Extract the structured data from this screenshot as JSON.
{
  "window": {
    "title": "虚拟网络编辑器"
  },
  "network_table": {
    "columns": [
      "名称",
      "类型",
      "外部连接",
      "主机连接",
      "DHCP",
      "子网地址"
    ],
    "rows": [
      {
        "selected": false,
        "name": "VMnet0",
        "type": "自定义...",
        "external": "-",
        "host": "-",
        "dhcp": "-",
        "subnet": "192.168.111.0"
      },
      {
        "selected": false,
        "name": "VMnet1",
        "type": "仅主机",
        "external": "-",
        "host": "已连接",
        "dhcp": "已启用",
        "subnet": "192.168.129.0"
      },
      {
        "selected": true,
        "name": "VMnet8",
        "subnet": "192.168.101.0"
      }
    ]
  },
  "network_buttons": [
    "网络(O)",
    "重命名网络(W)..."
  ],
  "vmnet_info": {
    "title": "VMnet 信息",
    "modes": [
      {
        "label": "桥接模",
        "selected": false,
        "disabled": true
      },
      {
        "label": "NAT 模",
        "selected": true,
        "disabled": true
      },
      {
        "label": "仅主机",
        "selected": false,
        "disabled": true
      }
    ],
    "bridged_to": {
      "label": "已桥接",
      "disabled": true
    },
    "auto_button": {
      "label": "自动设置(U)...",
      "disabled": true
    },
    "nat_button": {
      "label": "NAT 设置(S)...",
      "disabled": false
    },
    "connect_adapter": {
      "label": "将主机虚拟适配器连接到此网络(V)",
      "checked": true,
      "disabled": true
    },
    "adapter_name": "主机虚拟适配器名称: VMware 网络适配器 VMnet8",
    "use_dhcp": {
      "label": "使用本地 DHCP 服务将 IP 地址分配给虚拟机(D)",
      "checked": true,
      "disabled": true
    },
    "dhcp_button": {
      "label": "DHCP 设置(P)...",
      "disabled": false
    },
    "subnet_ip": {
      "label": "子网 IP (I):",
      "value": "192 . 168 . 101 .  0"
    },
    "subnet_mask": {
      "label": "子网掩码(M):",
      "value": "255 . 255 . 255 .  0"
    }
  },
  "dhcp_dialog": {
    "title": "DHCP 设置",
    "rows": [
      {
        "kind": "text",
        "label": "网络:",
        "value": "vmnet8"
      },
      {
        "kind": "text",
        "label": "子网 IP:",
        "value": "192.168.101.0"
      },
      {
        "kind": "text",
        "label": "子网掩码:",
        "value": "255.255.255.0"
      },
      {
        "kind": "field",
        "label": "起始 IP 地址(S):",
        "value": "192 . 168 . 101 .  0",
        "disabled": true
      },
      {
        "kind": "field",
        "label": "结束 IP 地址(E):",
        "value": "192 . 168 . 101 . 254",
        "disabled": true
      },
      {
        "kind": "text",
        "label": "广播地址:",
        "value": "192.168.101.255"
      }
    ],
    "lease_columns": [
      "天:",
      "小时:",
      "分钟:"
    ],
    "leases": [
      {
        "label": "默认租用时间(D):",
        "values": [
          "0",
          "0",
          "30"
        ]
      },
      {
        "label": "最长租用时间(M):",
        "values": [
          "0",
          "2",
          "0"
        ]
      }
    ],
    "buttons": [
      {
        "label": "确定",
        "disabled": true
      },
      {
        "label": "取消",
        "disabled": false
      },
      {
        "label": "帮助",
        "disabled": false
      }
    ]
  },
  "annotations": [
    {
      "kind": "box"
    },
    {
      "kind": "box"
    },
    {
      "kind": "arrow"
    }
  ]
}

* * *

**What is required**
Go through the records and gather the lines that hold "title".

**Right answer**
    "title": "虚拟网络编辑器"
    "title": "VMnet 信息",
    "title": "DHCP 设置",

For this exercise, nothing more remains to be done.